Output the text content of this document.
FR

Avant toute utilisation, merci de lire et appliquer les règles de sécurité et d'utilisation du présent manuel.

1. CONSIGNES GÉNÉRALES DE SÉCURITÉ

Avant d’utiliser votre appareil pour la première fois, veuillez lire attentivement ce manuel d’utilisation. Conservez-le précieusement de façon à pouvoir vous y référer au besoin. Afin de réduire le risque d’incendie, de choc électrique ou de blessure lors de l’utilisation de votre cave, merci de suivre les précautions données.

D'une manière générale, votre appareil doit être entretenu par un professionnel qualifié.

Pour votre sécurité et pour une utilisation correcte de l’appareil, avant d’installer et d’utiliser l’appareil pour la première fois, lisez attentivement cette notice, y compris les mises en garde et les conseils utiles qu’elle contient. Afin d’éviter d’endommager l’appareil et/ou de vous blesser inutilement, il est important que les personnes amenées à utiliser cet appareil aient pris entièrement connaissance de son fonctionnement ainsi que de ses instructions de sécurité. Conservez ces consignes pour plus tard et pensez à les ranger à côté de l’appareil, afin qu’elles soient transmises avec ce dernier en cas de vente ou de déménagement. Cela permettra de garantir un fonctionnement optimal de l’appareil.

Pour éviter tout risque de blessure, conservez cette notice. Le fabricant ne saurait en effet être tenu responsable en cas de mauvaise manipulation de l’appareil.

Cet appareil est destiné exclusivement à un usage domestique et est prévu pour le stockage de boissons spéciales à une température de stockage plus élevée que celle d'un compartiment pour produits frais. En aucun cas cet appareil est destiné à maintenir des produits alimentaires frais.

---

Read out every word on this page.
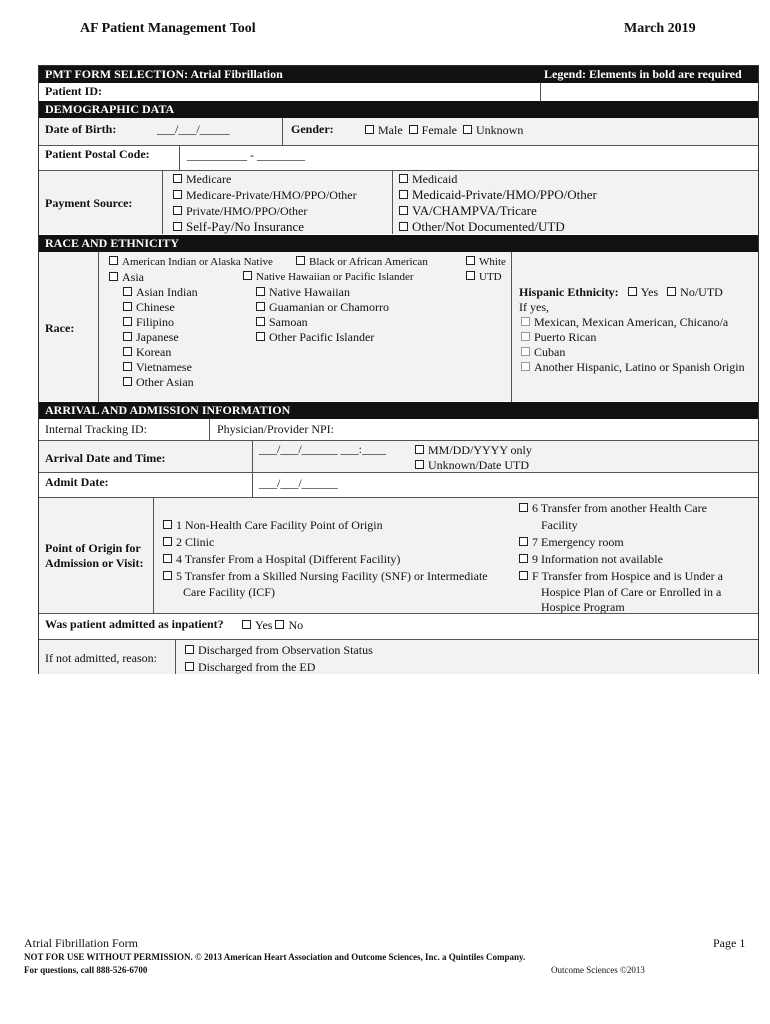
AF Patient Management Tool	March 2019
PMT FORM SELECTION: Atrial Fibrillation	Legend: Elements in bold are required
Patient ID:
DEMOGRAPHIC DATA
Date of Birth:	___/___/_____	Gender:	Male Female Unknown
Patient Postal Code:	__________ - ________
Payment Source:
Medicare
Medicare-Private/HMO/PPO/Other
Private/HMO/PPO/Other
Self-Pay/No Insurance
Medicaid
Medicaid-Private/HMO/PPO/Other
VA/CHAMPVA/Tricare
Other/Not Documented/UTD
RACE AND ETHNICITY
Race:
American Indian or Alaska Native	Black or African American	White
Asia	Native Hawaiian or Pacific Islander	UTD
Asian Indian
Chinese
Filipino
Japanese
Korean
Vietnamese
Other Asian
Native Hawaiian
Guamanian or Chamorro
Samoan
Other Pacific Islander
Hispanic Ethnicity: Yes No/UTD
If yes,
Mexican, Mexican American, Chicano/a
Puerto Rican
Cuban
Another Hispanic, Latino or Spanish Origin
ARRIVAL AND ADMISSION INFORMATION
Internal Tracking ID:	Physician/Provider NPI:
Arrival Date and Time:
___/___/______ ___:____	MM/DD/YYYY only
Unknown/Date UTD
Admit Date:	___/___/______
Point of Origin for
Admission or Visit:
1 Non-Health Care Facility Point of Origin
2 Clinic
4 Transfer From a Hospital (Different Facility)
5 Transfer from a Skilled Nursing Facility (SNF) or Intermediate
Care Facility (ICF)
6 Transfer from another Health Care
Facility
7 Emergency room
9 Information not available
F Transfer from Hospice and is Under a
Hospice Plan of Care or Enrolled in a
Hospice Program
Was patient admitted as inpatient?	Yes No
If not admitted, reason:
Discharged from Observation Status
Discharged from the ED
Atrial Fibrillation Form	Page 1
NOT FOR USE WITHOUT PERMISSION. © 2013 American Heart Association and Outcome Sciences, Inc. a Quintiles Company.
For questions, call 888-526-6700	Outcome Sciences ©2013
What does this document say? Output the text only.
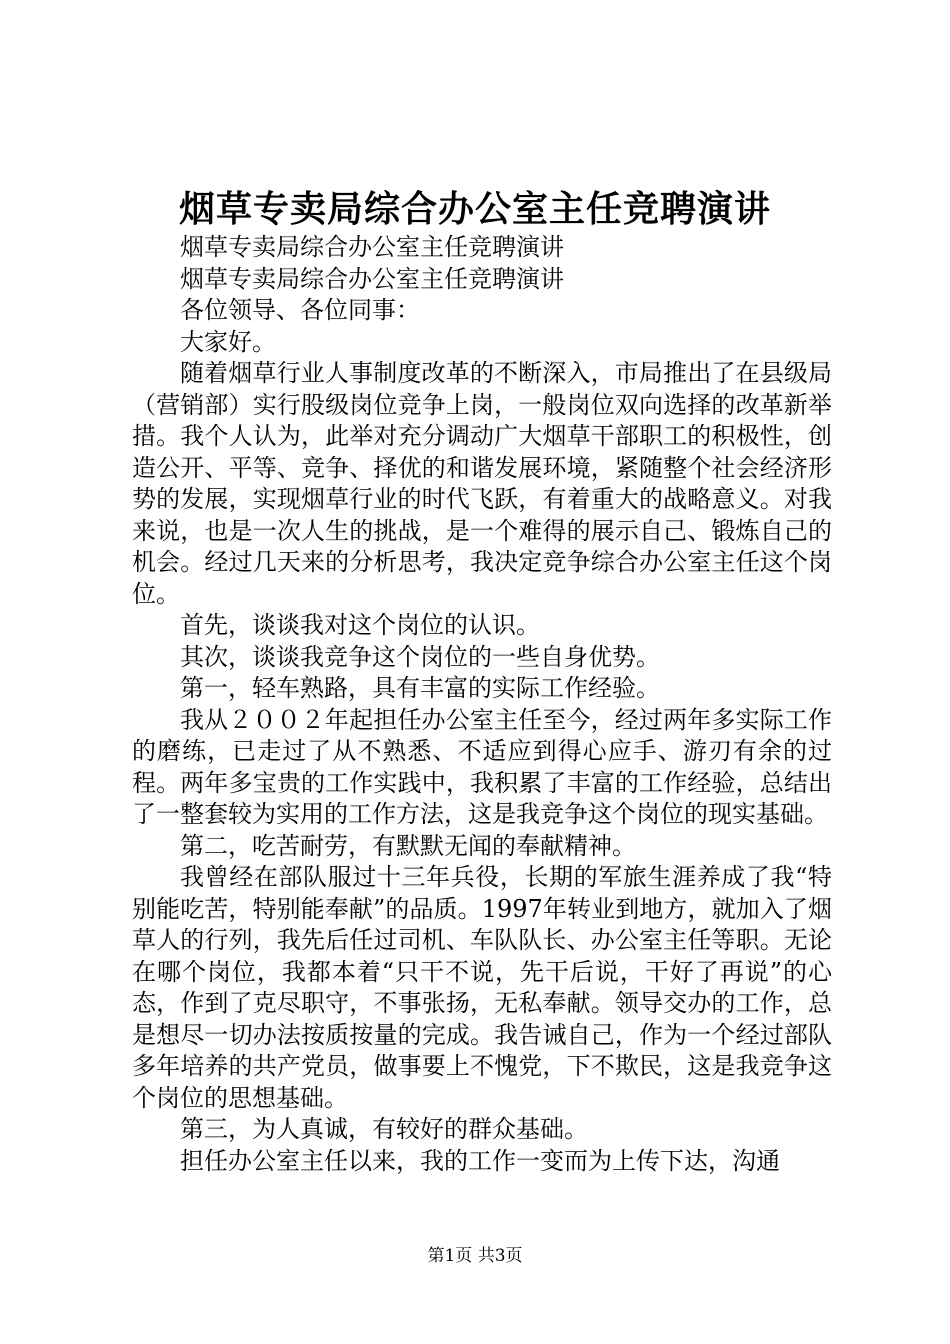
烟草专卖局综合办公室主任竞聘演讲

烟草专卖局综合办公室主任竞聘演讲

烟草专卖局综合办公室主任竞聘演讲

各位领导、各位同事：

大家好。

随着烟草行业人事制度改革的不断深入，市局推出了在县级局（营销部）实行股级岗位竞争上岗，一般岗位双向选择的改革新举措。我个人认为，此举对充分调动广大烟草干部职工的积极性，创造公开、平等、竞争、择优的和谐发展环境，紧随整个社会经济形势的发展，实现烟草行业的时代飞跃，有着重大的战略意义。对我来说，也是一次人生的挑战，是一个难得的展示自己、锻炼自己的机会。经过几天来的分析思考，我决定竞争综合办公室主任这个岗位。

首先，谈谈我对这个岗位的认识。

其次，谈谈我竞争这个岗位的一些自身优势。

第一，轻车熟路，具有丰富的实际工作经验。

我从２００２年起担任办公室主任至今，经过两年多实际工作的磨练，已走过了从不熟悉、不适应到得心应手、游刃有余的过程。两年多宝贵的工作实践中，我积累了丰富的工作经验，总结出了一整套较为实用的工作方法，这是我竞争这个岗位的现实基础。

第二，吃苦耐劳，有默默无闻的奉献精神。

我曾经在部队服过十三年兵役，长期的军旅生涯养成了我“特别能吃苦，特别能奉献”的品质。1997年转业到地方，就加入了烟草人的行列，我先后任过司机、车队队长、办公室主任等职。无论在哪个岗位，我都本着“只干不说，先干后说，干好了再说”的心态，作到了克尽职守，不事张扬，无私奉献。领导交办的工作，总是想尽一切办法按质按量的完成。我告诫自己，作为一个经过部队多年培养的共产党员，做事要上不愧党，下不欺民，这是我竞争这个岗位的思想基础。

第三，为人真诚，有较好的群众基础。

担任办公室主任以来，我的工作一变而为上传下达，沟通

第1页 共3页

* TASK TO CARRY OUT: Scan the listing above and copy all lines containing the word "Native".

* COMPLETE RESPONSE:
American Indian or Alaska Native	Black or African American	White
Asia	Native Hawaiian or Pacific Islander	UTD
Native Hawaiian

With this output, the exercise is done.